Dataset entries:
::::

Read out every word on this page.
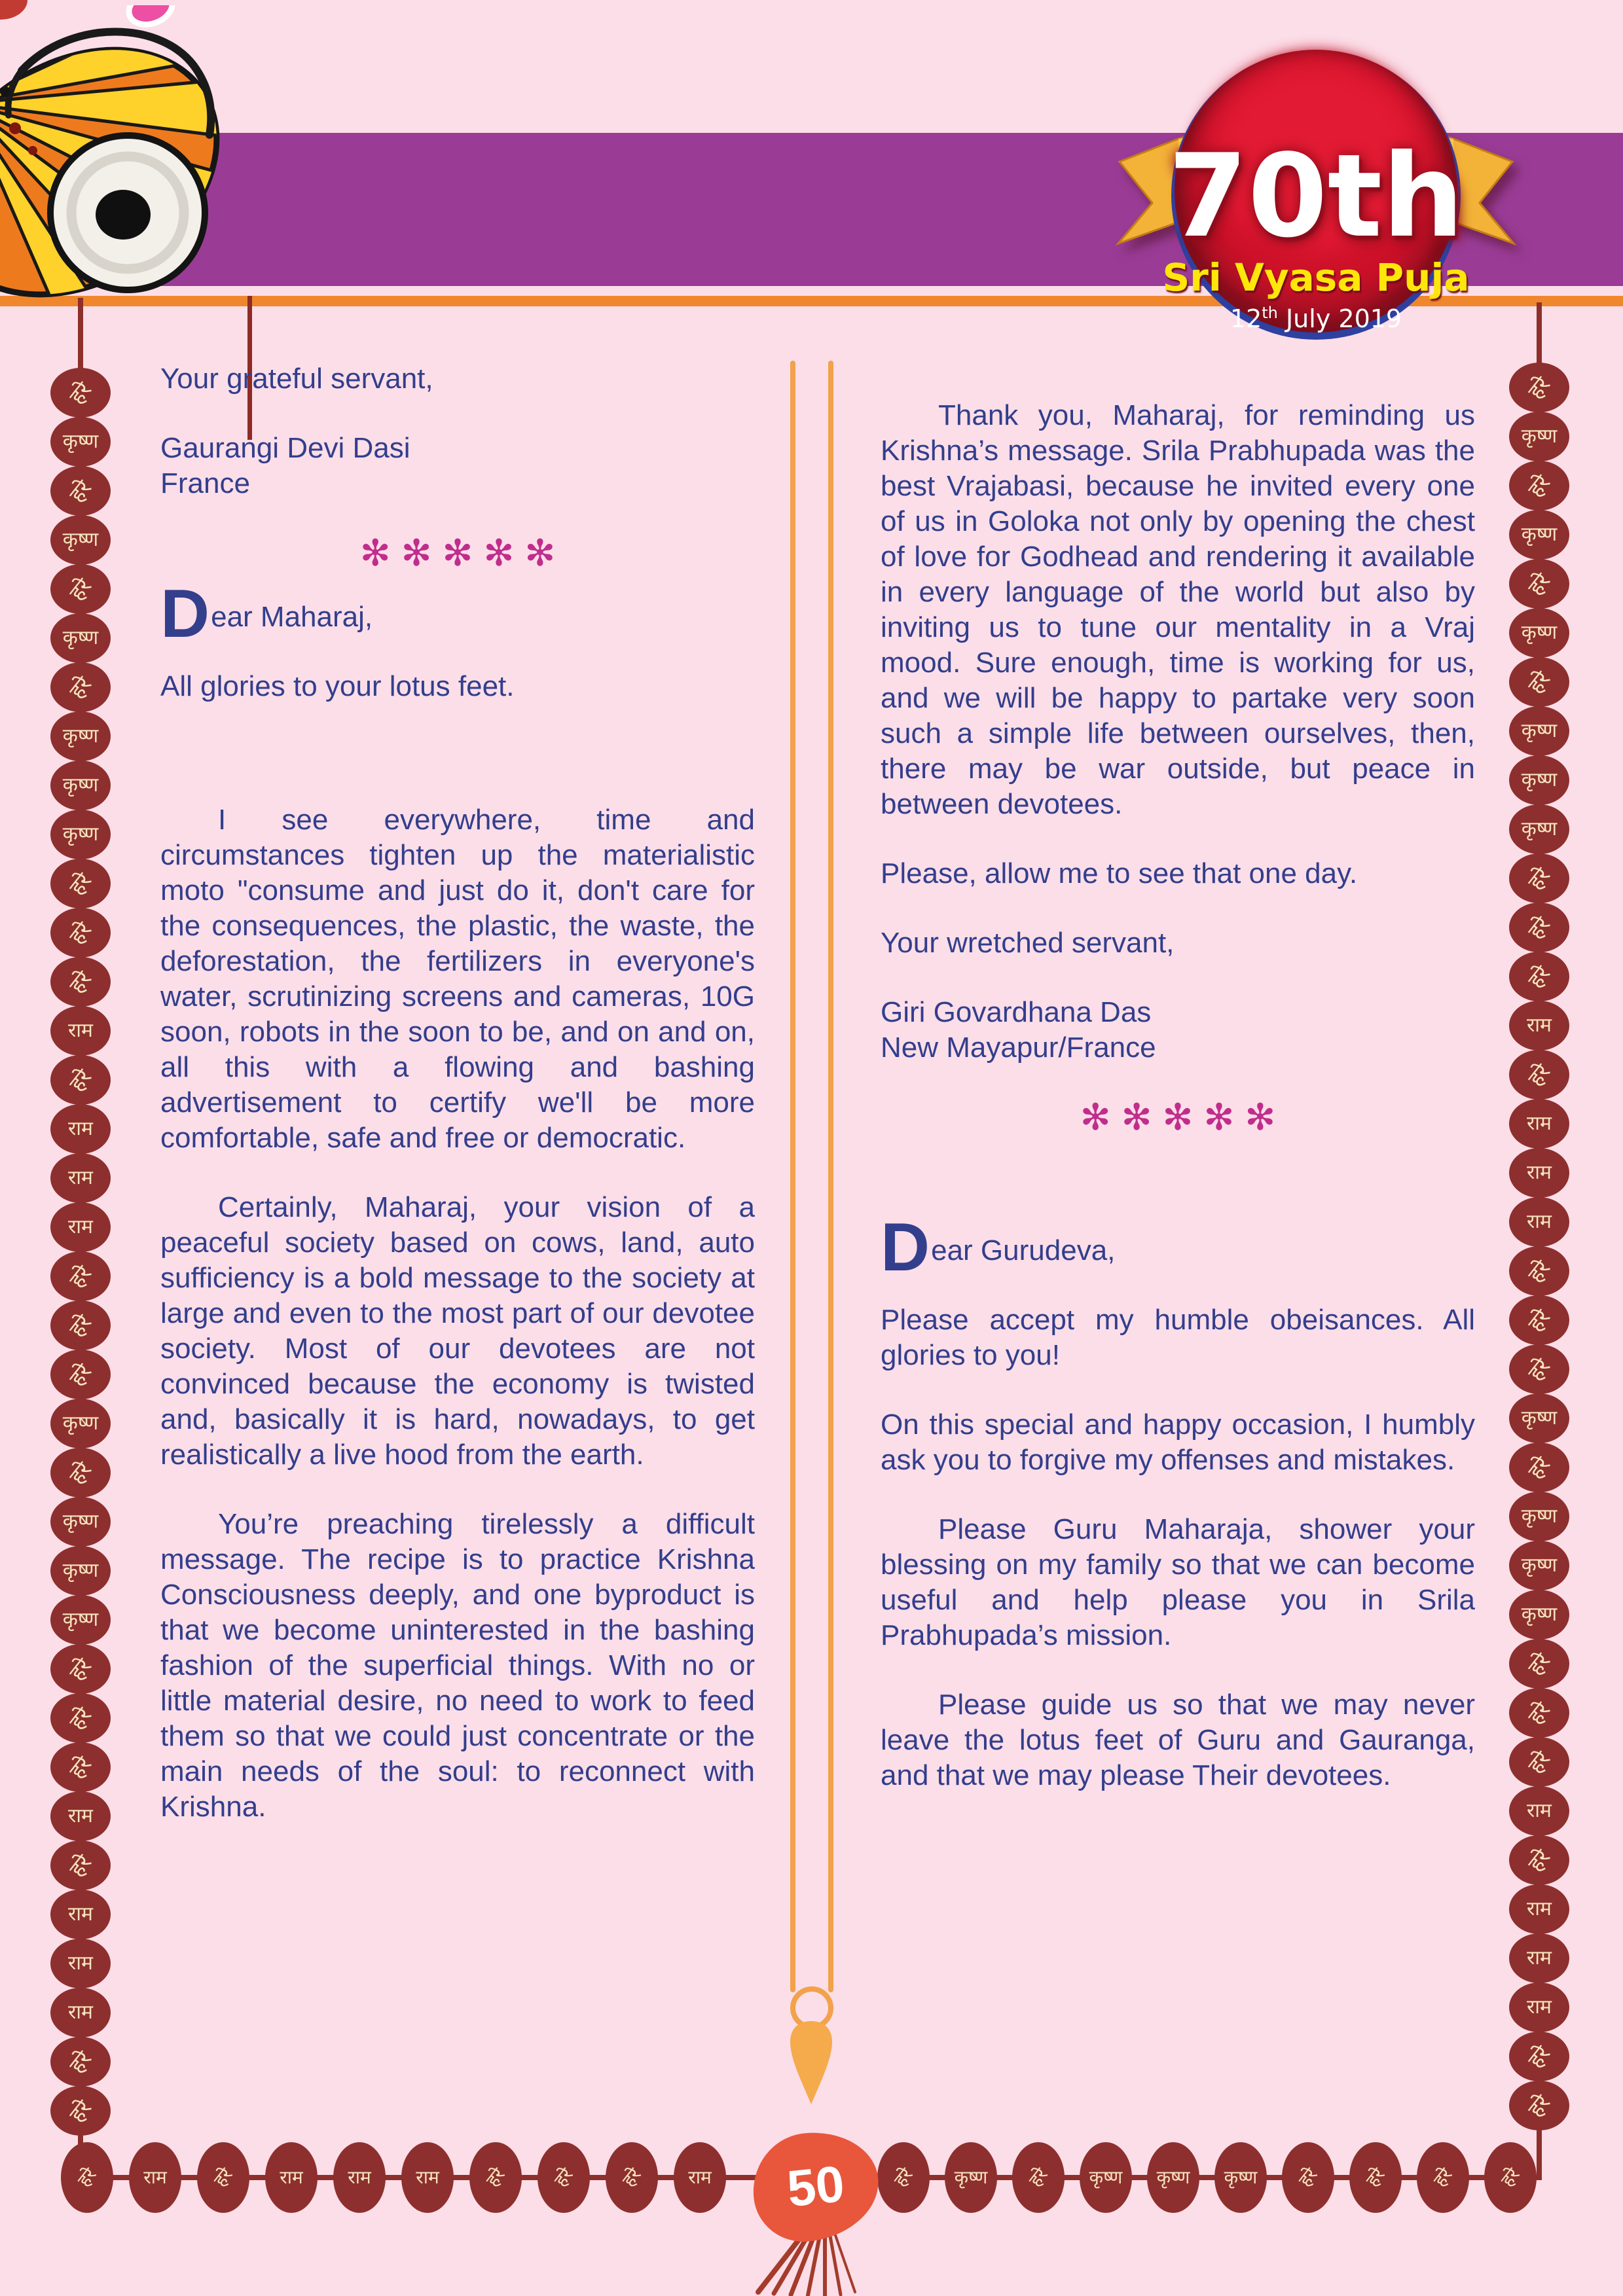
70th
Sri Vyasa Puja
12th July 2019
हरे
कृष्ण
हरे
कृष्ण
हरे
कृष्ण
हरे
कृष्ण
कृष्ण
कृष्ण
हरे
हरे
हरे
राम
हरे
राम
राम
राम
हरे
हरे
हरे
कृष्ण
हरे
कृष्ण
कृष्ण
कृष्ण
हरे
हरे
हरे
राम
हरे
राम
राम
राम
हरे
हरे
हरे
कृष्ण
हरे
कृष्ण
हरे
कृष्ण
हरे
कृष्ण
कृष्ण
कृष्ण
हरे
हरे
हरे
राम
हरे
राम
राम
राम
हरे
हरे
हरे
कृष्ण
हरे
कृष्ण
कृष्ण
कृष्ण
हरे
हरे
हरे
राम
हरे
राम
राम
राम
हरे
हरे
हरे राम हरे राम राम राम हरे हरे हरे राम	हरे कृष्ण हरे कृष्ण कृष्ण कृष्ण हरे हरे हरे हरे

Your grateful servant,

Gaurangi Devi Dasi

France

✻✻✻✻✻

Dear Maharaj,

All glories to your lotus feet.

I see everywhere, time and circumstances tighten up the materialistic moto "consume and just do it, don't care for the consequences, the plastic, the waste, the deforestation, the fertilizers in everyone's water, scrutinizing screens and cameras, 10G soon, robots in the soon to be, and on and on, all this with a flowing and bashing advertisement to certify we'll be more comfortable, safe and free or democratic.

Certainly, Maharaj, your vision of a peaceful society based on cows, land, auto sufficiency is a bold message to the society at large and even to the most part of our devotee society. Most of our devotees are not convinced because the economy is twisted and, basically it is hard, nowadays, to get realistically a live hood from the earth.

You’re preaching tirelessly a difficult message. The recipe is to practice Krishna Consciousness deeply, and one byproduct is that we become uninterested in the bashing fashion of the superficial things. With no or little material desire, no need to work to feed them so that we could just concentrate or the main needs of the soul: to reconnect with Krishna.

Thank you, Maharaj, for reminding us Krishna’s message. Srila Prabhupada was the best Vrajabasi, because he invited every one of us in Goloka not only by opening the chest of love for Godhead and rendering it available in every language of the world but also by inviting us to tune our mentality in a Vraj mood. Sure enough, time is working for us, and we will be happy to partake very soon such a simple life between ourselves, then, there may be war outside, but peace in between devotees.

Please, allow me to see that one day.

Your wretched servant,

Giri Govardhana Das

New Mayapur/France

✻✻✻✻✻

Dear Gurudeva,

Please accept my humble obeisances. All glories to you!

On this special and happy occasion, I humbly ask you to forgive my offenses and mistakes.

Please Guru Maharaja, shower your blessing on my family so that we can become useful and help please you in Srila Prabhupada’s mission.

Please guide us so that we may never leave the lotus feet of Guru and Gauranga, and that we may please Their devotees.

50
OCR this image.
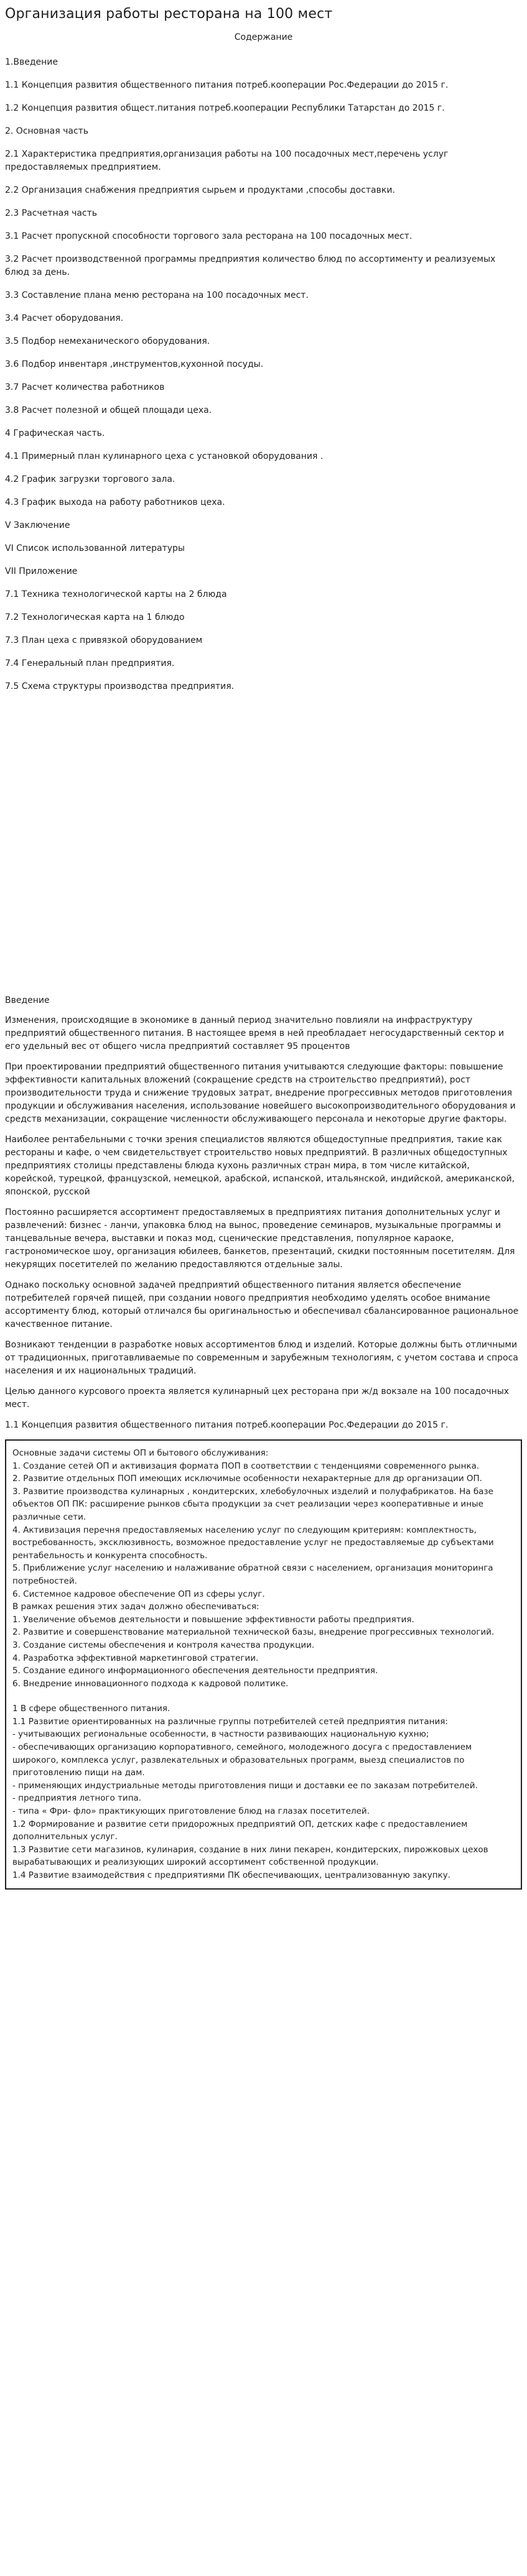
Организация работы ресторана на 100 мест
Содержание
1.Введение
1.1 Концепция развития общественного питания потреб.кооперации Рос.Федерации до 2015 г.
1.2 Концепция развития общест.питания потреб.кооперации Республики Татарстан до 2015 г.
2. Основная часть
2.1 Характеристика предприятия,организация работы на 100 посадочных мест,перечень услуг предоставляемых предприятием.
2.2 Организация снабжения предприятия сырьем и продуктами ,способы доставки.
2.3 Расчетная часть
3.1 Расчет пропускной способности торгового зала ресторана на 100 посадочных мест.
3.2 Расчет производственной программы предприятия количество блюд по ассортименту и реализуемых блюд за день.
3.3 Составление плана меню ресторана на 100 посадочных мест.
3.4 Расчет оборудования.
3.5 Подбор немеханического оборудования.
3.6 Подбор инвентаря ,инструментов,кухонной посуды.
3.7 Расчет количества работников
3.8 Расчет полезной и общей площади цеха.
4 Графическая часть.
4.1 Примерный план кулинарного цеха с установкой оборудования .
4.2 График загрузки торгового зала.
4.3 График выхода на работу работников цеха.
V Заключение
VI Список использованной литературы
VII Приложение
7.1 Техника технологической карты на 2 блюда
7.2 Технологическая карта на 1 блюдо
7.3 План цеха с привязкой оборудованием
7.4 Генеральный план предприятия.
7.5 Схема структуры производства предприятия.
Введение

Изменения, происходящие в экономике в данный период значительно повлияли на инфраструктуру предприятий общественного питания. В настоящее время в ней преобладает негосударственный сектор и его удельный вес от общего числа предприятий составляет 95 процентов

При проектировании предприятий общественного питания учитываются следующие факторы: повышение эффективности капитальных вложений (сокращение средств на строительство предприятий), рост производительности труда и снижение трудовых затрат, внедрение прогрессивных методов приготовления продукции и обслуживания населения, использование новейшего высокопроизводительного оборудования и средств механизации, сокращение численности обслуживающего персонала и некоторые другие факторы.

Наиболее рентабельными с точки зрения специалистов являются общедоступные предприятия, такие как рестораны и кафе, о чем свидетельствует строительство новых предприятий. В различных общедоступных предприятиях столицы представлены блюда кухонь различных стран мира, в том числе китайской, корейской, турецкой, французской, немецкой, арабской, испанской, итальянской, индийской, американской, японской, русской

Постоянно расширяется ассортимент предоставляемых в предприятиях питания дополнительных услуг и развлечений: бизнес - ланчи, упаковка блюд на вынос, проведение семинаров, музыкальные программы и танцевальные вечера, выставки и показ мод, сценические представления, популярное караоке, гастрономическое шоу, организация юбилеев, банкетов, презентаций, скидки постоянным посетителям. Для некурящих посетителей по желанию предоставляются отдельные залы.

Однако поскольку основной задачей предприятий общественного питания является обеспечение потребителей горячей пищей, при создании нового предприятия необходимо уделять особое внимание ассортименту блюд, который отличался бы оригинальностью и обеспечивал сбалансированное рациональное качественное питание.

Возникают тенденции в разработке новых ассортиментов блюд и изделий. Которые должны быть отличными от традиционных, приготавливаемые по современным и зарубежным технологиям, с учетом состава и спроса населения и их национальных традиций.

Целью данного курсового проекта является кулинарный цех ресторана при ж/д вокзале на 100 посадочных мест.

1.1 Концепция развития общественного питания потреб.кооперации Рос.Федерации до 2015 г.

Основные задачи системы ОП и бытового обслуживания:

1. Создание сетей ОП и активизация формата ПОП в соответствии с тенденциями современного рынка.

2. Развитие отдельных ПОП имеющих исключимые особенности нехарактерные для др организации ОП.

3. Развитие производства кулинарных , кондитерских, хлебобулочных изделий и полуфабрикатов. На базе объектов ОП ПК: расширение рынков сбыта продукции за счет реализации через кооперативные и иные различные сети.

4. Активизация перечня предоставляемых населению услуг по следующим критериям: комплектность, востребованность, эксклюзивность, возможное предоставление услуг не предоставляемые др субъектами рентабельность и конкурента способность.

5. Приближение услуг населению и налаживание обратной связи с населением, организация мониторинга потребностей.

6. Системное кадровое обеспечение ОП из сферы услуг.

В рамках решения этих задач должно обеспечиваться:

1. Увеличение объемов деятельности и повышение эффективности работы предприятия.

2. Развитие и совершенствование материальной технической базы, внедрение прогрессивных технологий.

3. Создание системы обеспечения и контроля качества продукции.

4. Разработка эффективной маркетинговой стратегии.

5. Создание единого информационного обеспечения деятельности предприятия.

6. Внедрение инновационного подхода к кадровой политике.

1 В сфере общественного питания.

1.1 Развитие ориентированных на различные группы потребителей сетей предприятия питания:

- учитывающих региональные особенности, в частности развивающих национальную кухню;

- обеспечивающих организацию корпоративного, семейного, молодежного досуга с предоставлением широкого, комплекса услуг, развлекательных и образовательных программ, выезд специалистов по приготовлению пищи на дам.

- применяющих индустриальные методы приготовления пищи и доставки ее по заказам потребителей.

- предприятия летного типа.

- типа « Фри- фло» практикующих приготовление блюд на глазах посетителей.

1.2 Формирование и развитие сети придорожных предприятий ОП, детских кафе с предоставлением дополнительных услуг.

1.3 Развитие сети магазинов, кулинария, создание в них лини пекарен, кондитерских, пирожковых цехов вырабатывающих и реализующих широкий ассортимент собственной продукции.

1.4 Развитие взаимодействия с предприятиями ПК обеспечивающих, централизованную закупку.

::::

* [WHAT YOU WILL DO] Where does the word "ресторана" appear in the listing? List each line that holds it.

* [FINAL RESULT]
Организация работы ресторана на 100 мест
3.1 Расчет пропускной способности торгового зала ресторана на 100 посадочных мест.
3.3 Составление плана меню ресторана на 100 посадочных мест.
Целью данного курсового проекта является кулинарный цех ресторана при ж/д вокзале на 100 посадочных мест.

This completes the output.